Wie ein europäischer Islam aussehen könnte und wie der derzeitige Stand der Muslime beim Thema ist, darüber diskutierten rund 130 Experten aus verschiedenen Ländern in der Akademie der Diözese Rottenburg-Stuttgart. Ein Rückblick.
Wie könnte ein europäischer Islam aussehen? Könnte er bosnisch, türkisch, vielleicht deutsch oder doch anders geprägt sein? Darüber diskutierten über 130Experten aus über 10 Ländern vom 15.-16. November in der Akademie der Diözese Rottenburg-Stuttgart. Auch Vertreter der muslimischen Religionsgemeinschaften gingen während der Tagung der Frage nach, welche Rahmenbedingungen eine konstruktive Diskussion über einen europäischen Islam begünstigen bzw. verhindern können.
Eine konstruktive Diskussion über einen europäischen Islam wird aus der Sicht der Tagungsteilnehmer vor allem dadurch verhindert, dass der Islam in Europa vorherrschend als Sicherheitsproblem angesehen wird. Beklagt wurde auch eine verbreitete Fremdbestimmung des Islams im politischen und öffentlichen Diskurs. Islamdiskurse fungierten vielfach als Ersatzdiskurse für die noch nicht akzeptierte und verarbeitete Pluralisierung der Gesellschaften in Europa.
Der Dialog-Beauftragte der Akadamie der Diözese, Hans-Jörg Schmid, machte bereits im Vorfeld zur Veranstaltung deutlich, dass es nicht darum gehe, den Muslimen vorzugeben, wie sie ihre Religion begreifen oder auslegen sollen. Gerade inhaltliche Propaganda für eine bestimmte Lesart des Islam sollte laut Schmid nicht stattfinden. Der Akademie gehe es darum, den muslimischen Religionsgemeinschaften eine Plattform zu bieten, um die Inhalte und Möglichkeiten eines europäischen Islam zu diskutieren. Gerade das Verständnis des vorbelasteten Begriffs „Euro-Islam“, der quasi einen areligiösen Kultur-Islam darstellt, wurde von den meisten Teilnehmern als Grundlage für die Muslime in Europa weitestgehend abgelehnt.

Extrahierte Datensätze:
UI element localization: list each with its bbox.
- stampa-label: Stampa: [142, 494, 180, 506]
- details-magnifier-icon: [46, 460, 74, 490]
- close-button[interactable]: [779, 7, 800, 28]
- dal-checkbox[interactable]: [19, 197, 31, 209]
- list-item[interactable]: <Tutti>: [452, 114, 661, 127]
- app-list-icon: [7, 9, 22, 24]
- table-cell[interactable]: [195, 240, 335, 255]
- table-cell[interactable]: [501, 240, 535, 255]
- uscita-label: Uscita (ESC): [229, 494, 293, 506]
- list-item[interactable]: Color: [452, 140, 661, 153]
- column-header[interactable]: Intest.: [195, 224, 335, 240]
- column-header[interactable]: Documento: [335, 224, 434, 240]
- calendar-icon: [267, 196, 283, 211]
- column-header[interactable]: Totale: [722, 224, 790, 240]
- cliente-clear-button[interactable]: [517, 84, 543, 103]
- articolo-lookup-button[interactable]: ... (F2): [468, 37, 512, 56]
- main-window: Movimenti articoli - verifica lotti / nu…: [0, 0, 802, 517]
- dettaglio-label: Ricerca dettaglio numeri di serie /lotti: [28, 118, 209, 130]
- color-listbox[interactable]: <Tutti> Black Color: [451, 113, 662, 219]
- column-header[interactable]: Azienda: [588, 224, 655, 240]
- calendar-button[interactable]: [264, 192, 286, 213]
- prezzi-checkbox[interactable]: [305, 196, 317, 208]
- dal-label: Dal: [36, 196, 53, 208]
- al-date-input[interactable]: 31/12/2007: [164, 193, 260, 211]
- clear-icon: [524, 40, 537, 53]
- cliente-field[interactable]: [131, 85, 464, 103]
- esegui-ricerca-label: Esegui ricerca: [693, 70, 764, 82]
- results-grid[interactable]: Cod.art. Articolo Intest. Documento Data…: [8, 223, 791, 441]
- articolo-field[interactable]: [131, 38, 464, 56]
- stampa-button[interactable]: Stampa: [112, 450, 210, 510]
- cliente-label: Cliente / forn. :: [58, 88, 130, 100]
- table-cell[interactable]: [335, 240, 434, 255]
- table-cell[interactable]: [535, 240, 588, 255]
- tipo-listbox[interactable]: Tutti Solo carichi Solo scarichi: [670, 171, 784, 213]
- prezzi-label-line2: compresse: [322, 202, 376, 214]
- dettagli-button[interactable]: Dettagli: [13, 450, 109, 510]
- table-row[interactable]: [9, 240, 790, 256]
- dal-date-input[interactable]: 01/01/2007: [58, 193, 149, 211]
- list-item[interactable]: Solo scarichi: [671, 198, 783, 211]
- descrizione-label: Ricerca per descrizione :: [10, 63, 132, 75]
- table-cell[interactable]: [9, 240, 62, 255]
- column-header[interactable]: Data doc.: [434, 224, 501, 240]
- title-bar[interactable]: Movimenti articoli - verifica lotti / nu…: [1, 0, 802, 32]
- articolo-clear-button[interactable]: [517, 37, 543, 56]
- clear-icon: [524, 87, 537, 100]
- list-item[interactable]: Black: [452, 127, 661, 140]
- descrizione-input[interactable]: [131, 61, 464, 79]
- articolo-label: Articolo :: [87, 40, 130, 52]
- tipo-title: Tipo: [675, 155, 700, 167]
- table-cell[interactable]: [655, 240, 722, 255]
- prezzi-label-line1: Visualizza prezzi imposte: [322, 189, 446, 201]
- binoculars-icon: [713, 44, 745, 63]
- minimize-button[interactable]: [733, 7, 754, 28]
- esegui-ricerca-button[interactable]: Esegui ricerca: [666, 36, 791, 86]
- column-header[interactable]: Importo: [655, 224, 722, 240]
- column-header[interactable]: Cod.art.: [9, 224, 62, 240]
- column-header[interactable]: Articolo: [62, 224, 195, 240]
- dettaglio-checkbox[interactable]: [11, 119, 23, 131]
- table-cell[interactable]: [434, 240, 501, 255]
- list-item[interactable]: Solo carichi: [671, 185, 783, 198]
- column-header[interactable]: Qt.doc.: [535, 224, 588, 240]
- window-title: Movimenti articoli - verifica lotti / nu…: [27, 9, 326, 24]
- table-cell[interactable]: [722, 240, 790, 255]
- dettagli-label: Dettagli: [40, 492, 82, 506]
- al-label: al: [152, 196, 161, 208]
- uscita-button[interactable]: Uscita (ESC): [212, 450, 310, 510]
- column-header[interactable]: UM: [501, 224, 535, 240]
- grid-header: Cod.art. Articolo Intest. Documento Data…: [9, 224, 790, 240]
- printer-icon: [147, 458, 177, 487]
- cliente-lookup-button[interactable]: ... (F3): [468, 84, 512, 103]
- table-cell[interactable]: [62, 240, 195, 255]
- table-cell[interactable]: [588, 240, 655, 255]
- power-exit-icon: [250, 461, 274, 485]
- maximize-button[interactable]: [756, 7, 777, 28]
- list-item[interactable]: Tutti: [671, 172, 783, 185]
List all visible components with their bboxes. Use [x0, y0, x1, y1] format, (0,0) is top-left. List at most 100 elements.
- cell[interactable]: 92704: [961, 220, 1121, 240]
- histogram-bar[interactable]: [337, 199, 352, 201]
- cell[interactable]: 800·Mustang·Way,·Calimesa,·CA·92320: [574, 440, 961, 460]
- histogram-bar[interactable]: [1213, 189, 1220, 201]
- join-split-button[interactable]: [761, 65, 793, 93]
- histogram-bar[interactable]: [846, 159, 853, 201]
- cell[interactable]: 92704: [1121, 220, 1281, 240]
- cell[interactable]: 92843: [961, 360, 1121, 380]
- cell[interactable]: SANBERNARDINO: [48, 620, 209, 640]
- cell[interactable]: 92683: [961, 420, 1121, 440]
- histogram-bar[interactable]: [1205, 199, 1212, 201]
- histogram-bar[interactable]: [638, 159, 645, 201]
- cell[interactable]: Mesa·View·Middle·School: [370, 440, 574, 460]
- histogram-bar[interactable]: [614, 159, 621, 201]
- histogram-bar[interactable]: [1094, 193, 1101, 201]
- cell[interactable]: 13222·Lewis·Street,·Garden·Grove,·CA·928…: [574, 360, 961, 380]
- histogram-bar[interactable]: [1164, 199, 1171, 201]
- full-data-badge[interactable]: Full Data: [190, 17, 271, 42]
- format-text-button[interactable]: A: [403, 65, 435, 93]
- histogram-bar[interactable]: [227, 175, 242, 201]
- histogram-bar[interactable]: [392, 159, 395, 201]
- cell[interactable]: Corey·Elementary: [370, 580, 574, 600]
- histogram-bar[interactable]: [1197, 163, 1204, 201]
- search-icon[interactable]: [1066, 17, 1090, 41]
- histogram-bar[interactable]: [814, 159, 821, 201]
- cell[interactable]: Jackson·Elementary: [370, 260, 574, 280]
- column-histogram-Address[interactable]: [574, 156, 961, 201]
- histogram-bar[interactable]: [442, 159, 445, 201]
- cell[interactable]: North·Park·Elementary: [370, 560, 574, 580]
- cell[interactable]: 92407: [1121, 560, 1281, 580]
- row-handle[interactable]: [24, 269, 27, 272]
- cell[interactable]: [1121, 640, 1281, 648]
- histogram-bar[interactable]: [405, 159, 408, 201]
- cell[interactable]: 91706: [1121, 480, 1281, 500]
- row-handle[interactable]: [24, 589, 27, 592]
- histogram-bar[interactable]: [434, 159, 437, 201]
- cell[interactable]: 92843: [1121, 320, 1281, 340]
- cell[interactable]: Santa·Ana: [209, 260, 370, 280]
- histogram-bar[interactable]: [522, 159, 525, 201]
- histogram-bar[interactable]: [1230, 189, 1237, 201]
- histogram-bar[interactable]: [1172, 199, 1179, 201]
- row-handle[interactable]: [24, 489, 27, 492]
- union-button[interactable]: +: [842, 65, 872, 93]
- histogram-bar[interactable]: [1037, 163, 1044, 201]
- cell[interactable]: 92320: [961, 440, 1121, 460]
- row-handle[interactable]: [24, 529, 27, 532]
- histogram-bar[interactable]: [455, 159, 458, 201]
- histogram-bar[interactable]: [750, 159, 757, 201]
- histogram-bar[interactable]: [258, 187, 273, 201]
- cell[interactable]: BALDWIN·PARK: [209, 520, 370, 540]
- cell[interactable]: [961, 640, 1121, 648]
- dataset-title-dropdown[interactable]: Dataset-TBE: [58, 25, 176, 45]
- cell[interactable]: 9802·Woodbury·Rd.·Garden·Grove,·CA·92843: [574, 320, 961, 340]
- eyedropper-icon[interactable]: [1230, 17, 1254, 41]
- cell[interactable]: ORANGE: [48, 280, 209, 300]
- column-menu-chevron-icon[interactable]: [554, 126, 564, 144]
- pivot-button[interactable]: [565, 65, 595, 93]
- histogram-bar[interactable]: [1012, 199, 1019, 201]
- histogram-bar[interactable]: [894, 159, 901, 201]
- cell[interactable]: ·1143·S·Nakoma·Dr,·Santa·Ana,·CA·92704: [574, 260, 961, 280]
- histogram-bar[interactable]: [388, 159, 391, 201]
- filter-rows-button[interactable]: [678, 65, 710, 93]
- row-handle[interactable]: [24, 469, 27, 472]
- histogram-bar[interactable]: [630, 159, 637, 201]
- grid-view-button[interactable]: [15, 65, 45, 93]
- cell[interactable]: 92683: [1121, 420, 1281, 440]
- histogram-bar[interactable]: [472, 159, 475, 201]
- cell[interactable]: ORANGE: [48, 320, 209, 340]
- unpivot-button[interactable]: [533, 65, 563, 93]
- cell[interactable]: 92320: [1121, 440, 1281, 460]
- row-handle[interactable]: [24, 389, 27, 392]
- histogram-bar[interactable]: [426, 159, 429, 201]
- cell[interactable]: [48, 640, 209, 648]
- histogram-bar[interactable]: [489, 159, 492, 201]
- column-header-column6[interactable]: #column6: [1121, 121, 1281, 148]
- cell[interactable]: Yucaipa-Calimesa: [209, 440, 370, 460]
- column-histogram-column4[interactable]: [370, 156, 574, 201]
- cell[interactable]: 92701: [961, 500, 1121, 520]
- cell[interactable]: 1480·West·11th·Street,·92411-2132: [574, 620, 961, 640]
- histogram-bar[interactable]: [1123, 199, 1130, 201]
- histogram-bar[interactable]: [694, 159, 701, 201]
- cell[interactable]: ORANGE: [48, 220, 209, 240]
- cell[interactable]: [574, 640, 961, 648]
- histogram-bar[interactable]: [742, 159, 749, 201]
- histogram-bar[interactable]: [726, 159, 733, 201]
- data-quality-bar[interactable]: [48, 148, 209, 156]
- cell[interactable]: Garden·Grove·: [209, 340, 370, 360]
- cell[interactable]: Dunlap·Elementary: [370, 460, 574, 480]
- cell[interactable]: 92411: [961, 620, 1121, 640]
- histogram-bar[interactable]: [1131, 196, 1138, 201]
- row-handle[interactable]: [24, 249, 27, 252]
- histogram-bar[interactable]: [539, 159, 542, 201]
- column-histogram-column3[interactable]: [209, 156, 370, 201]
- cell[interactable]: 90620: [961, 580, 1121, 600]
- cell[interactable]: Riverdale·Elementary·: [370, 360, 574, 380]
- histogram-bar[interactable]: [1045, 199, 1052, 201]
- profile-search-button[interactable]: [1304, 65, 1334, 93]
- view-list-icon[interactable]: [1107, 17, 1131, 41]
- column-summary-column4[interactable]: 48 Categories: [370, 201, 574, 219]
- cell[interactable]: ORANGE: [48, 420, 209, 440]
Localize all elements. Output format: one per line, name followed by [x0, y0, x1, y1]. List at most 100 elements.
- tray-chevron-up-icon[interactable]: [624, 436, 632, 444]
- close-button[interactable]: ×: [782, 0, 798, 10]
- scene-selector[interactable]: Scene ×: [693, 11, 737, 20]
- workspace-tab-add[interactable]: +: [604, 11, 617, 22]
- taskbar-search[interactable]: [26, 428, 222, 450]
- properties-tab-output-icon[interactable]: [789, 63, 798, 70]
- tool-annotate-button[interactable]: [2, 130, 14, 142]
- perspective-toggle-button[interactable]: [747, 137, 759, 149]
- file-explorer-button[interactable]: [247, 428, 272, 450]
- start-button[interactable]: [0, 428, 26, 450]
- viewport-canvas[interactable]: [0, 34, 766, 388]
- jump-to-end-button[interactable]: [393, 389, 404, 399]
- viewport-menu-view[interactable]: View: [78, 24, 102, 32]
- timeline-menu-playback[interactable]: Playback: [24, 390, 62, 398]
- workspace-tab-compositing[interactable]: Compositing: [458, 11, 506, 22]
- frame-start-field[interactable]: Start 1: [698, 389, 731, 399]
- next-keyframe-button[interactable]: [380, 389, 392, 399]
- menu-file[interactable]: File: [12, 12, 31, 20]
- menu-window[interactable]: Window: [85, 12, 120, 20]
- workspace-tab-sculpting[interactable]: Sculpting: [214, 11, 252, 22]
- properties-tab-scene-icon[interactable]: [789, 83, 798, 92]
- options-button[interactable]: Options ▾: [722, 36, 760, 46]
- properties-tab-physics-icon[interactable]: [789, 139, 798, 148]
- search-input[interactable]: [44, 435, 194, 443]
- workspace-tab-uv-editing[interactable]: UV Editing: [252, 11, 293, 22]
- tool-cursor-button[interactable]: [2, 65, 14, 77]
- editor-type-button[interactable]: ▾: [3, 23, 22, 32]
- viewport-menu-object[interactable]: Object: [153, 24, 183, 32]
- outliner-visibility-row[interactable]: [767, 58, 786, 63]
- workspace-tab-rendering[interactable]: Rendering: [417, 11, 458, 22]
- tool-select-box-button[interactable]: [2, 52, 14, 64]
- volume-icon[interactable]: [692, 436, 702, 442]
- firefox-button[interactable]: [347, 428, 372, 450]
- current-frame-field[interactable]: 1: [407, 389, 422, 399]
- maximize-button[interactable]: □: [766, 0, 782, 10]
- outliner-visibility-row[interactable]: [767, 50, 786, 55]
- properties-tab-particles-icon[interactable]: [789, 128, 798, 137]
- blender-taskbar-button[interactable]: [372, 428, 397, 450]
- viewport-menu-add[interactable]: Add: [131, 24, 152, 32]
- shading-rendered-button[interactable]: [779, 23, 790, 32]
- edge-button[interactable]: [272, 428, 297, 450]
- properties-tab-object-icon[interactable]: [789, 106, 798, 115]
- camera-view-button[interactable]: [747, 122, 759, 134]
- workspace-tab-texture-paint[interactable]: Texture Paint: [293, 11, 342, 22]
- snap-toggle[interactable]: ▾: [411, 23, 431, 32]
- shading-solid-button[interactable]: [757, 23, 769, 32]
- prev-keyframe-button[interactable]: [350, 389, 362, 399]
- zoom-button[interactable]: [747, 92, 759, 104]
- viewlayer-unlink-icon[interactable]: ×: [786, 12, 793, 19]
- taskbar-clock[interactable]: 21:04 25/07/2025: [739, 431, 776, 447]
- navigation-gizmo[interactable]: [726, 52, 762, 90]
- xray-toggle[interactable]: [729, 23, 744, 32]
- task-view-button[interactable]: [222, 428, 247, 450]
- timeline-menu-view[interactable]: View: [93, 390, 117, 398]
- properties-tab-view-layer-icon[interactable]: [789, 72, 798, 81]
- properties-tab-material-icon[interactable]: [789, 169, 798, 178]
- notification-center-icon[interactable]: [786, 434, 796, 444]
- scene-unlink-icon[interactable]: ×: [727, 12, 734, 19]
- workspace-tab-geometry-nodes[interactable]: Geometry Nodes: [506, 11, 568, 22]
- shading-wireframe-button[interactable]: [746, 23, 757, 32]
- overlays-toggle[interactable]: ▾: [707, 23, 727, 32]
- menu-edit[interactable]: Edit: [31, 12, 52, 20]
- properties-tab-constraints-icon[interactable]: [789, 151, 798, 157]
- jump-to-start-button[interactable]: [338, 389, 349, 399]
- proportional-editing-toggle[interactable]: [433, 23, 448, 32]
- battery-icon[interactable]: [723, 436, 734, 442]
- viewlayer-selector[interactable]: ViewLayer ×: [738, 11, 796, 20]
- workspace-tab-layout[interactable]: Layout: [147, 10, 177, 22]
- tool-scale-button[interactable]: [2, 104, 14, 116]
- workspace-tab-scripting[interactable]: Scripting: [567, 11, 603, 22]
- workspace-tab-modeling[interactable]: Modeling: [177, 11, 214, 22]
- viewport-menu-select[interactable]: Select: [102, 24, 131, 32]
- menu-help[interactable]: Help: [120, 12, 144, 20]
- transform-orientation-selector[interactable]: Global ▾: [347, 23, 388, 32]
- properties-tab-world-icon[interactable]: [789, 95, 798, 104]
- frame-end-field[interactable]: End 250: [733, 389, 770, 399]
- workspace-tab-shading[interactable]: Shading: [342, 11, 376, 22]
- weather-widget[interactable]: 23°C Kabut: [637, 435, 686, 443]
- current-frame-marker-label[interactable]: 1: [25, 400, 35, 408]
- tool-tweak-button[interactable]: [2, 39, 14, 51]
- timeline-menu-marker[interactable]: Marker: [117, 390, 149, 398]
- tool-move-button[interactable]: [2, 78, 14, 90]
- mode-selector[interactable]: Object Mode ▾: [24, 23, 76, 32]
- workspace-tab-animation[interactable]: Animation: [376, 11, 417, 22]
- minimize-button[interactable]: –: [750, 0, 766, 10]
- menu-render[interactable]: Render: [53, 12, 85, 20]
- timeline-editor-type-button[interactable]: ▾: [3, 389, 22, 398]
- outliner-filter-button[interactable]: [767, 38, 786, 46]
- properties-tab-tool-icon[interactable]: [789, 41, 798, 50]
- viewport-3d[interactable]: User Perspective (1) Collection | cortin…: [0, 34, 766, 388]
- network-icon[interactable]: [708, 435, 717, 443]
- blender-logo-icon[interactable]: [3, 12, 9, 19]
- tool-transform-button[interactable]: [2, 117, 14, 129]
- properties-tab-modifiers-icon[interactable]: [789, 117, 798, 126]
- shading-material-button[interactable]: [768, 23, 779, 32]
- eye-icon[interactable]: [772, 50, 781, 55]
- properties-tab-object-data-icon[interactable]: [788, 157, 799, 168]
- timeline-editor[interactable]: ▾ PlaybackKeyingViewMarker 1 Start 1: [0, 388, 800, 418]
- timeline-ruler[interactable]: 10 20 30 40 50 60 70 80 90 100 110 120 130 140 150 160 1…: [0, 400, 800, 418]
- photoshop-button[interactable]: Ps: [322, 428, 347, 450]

Aufgaben:
- a) Beantworte zum Artikel folgende Fragen:
(i) An welchen Tagen fand die Tagung statt?
(ii) Als was wird der Islam in Europa laut den Tagungsteilnehmern vorherrschend angesehen?
(iii) Was wollte die Akademie den muslimischen Religionsgemeinschaften bieten?
- b) Gib den Abschnitt der Datensätze vom Anfang bis einschließlich der Zeile mit „- table-cell[interactable]: [195, 240, 335, 255]“ als nummerierte Liste aus, ohne Leerzeilen.

Antworten:
- a)
(i) Vom 15. bis 16. November.
(ii) Als Sicherheitsproblem.
(iii) Eine Plattform, um die Inhalte und Möglichkeiten eines europäischen Islam zu diskutieren.

- b)
1. UI element localization: list each with its bbox.
2. - stampa-label: Stampa: [142, 494, 180, 506]
3. - details-magnifier-icon: [46, 460, 74, 490]
4. - close-button[interactable]: [779, 7, 800, 28]
5. - dal-checkbox[interactable]: [19, 197, 31, 209]
6. - list-item[interactable]: <Tutti>: [452, 114, 661, 127]
7. - app-list-icon: [7, 9, 22, 24]
8. - table-cell[interactable]: [195, 240, 335, 255]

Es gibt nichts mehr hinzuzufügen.